***** Extracted entries

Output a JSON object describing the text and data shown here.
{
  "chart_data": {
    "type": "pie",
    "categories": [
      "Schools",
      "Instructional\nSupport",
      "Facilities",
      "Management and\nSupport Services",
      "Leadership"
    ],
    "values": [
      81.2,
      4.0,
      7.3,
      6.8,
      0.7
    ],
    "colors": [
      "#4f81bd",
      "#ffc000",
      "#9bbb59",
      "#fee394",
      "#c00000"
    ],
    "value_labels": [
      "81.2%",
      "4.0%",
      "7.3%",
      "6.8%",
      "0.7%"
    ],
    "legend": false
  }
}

**********

What is being asked
Find all lines where the word "nSupport" appears. Copy them.

Output for this task
      "Instructional\nSupport",
      "Management and\nSupport Services",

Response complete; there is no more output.